_TASK DIRECTIONS:_
Quote the records below in full, exactly as given, with the images taken out.

_DATASET EXCERPTS:_
··········

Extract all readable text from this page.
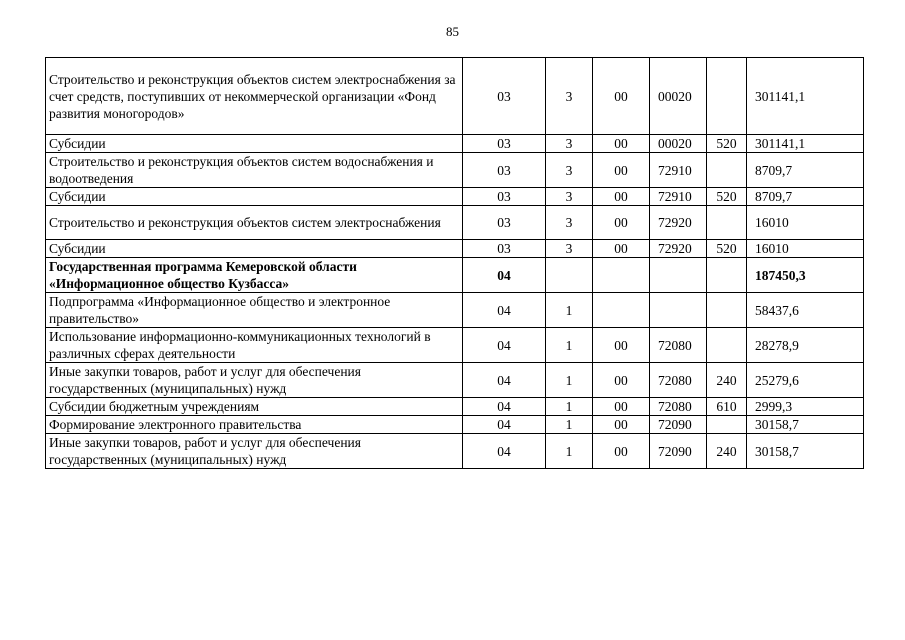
85
Строительство и реконструкция объектов систем электроснабжения за счет средств, поступивших от некоммерческой организации «Фонд развития моногородов»	03	3	00	00020		301141,1
Субсидии	03	3	00	00020	520	301141,1
Строительство и реконструкция объектов систем водоснабжения и водоотведения	03	3	00	72910		8709,7
Субсидии	03	3	00	72910	520	8709,7
Строительство и реконструкция объектов систем электроснабжения	03	3	00	72920		16010
Субсидии	03	3	00	72920	520	16010
Государственная программа Кемеровской области «Информационное общество Кузбасса»	04					187450,3
Подпрограмма «Информационное общество и электронное правительство»	04	1				58437,6
Использование информационно-коммуникационных технологий в различных сферах деятельности	04	1	00	72080		28278,9
Иные закупки товаров, работ и услуг для обеспечения государственных (муниципальных) нужд	04	1	00	72080	240	25279,6
Субсидии бюджетным учреждениям	04	1	00	72080	610	2999,3
Формирование электронного правительства	04	1	00	72090		30158,7
Иные закупки товаров, работ и услуг для обеспечения государственных (муниципальных) нужд	04	1	00	72090	240	30158,7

··········

_EXERCISE RESULT:_
Extract all readable text from this page.
85
Строительство и реконструкция объектов систем электроснабжения за счет средств, поступивших от некоммерческой организации «Фонд развития моногородов»	03	3	00	00020		301141,1
Субсидии	03	3	00	00020	520	301141,1
Строительство и реконструкция объектов систем водоснабжения и водоотведения	03	3	00	72910		8709,7
Субсидии	03	3	00	72910	520	8709,7
Строительство и реконструкция объектов систем электроснабжения	03	3	00	72920		16010
Субсидии	03	3	00	72920	520	16010
Государственная программа Кемеровской области «Информационное общество Кузбасса»	04					187450,3
Подпрограмма «Информационное общество и электронное правительство»	04	1				58437,6
Использование информационно-коммуникационных технологий в различных сферах деятельности	04	1	00	72080		28278,9
Иные закупки товаров, работ и услуг для обеспечения государственных (муниципальных) нужд	04	1	00	72080	240	25279,6
Субсидии бюджетным учреждениям	04	1	00	72080	610	2999,3
Формирование электронного правительства	04	1	00	72090		30158,7
Иные закупки товаров, работ и услуг для обеспечения государственных (муниципальных) нужд	04	1	00	72090	240	30158,7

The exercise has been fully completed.